**Set exercise**
Give all the lines below again, exactly, with no pictures.

◆ ◆ ◆ ◆ ◆ ◆ ◆

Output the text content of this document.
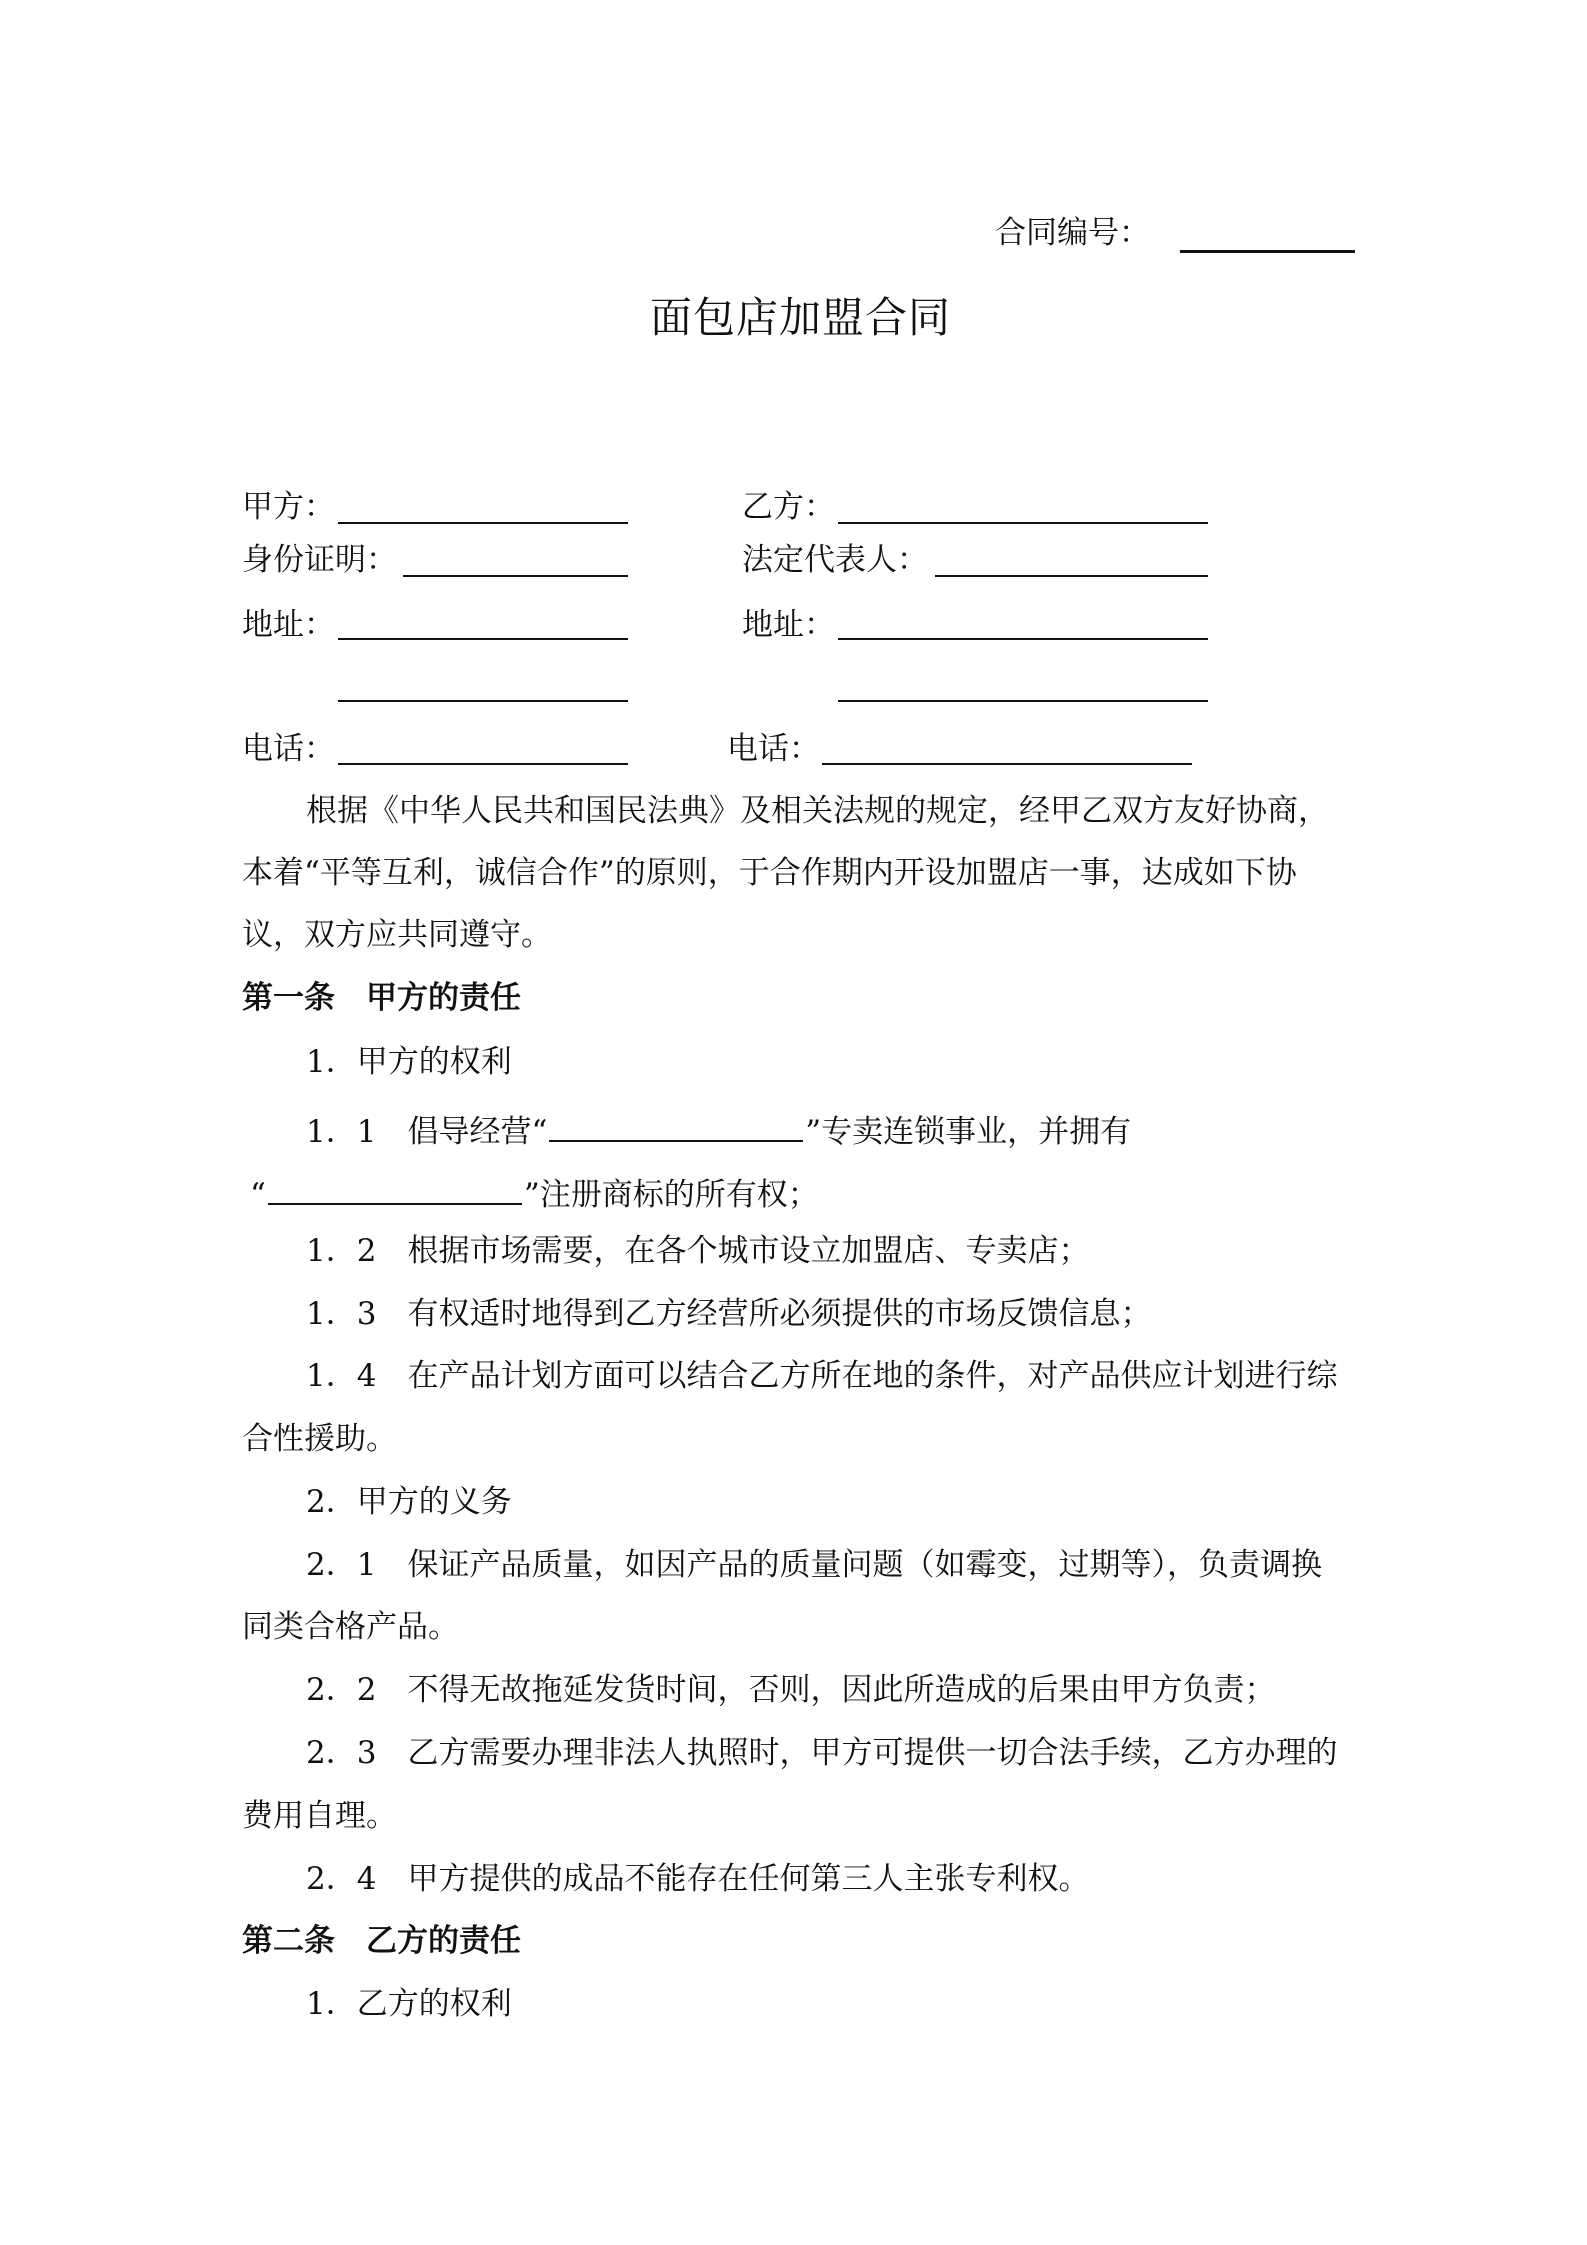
合同编号：
面包店加盟合同
甲方：	乙方：
身份证明：	法定代表人：
地址：	地址：
电话：	电话：
根据《中华人民共和国民法典》及相关法规的规定，经甲乙双方友好协商，
本着“平等互利，诚信合作”的原则，于合作期内开设加盟店一事，达成如下协
议，双方应共同遵守。
第一条　甲方的责任
1．甲方的权利
1．1　倡导经营“	”专卖连锁事业，并拥有
“	”注册商标的所有权；
1．2　根据市场需要，在各个城市设立加盟店、专卖店；
1．3　有权适时地得到乙方经营所必须提供的市场反馈信息；
1．4　在产品计划方面可以结合乙方所在地的条件，对产品供应计划进行综
合性援助。
2．甲方的义务
2．1　保证产品质量，如因产品的质量问题（如霉变，过期等），负责调换
同类合格产品。
2．2　不得无故拖延发货时间，否则，因此所造成的后果由甲方负责；
2．3　乙方需要办理非法人执照时，甲方可提供一切合法手续，乙方办理的
费用自理。
2．4　甲方提供的成品不能存在任何第三人主张专利权。
第二条　乙方的责任
1．乙方的权利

◆ ◆ ◆ ◆ ◆ ◆ ◆

**Result of this exercise**
Output the text content of this document.
合同编号：
面包店加盟合同
甲方：	乙方：
身份证明：	法定代表人：
地址：	地址：
电话：	电话：
根据《中华人民共和国民法典》及相关法规的规定，经甲乙双方友好协商，
本着“平等互利，诚信合作”的原则，于合作期内开设加盟店一事，达成如下协
议，双方应共同遵守。
第一条　甲方的责任
1．甲方的权利
1．1　倡导经营“	”专卖连锁事业，并拥有
“	”注册商标的所有权；
1．2　根据市场需要，在各个城市设立加盟店、专卖店；
1．3　有权适时地得到乙方经营所必须提供的市场反馈信息；
1．4　在产品计划方面可以结合乙方所在地的条件，对产品供应计划进行综
合性援助。
2．甲方的义务
2．1　保证产品质量，如因产品的质量问题（如霉变，过期等），负责调换
同类合格产品。
2．2　不得无故拖延发货时间，否则，因此所造成的后果由甲方负责；
2．3　乙方需要办理非法人执照时，甲方可提供一切合法手续，乙方办理的
费用自理。
2．4　甲方提供的成品不能存在任何第三人主张专利权。
第二条　乙方的责任
1．乙方的权利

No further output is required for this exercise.